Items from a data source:
***

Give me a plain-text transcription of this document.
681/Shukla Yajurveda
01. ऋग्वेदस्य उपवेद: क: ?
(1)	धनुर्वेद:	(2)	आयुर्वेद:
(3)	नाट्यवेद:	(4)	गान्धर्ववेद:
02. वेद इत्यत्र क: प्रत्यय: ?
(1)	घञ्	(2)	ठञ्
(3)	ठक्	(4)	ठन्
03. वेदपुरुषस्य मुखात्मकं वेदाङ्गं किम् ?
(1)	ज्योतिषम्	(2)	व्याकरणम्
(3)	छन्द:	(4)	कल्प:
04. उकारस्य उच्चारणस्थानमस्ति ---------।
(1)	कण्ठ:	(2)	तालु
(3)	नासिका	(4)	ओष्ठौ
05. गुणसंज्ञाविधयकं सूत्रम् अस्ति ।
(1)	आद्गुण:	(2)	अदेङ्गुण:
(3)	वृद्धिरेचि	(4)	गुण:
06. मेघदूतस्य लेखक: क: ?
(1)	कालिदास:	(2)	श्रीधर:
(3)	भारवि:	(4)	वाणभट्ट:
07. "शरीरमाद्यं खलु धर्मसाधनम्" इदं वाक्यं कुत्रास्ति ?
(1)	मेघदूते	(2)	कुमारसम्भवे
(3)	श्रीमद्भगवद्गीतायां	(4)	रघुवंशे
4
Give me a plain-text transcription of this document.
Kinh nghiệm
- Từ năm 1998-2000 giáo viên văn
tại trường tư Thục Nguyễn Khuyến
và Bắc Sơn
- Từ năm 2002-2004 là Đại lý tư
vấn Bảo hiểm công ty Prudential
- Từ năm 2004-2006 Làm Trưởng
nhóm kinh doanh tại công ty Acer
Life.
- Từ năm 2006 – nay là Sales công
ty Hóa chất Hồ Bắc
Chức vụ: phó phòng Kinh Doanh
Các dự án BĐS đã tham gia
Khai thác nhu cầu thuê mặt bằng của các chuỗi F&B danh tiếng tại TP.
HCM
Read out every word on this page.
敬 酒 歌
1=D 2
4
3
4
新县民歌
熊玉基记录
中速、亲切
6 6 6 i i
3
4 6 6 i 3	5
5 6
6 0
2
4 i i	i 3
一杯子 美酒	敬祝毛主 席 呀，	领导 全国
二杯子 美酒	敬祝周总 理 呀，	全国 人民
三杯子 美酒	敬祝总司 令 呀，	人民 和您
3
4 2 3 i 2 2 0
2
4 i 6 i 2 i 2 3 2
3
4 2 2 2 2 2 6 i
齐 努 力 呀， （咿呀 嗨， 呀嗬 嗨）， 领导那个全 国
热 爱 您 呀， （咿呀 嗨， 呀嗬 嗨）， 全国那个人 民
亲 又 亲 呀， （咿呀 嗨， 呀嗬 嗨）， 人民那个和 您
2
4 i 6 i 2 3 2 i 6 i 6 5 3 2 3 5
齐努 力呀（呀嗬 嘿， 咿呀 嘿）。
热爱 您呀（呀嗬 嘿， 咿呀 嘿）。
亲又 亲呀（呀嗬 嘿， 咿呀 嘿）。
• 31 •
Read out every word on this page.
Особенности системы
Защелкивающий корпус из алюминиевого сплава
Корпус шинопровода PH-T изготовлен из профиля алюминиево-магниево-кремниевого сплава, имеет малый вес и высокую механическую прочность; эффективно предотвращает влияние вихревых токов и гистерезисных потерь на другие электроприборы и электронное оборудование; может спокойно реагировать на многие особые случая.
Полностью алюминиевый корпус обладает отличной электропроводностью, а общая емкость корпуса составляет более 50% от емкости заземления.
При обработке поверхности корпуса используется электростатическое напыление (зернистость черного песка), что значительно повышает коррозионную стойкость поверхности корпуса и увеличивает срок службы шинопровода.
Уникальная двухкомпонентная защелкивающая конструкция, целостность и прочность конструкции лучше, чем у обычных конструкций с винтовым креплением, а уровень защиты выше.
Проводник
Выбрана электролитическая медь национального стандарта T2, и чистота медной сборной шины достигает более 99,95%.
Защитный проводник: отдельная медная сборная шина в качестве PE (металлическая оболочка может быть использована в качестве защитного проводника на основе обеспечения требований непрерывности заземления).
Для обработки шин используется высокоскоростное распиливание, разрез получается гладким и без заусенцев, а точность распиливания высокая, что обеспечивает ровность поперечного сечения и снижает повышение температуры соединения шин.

***

**Challenge:**
Copy every line from the records above that contains the word "может".

**Exercise output:**
Корпус шинопровода PH-T изготовлен из профиля алюминиево-магниево-кремниевого сплава, имеет малый вес и высокую механическую прочность; эффективно предотвращает влияние вихревых токов и гистерезисных потерь на другие электроприборы и электронное оборудование; может спокойно реагировать на многие особые случая.
Защитный проводник: отдельная медная сборная шина в качестве PE (металлическая оболочка может быть использована в качестве защитного проводника на основе обеспечения требований непрерывности заземления).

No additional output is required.